Saved data entries

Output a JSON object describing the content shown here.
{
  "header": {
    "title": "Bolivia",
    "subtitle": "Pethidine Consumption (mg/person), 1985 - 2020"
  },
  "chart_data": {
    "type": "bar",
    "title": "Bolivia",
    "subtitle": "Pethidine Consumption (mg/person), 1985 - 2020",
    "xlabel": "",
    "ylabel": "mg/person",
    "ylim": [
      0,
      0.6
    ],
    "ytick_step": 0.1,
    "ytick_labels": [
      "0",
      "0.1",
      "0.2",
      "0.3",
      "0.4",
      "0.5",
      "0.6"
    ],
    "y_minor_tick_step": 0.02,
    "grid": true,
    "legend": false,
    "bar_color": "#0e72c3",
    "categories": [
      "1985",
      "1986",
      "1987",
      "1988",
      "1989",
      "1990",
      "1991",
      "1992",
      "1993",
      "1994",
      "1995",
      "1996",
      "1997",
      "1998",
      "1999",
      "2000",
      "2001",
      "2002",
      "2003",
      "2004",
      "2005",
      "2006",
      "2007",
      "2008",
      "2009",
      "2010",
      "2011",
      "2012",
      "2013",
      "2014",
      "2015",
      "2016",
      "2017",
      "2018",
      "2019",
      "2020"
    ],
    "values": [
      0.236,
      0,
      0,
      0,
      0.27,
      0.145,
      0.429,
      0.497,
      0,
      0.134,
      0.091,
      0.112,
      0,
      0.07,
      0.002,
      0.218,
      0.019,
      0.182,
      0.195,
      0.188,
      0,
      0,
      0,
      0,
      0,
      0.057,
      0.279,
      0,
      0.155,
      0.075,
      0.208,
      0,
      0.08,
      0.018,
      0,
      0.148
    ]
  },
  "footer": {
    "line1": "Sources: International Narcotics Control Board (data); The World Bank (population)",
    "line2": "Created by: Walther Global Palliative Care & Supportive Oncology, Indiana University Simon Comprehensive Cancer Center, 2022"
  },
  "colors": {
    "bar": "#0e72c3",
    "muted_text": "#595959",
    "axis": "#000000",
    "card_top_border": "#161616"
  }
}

Exercise goal
Filter the records, keeping only lines that contain "person", and show those lines.

Worked answer
    "subtitle": "Pethidine Consumption (mg/person), 1985 - 2020"
    "subtitle": "Pethidine Consumption (mg/person), 1985 - 2020",
    "ylabel": "mg/person",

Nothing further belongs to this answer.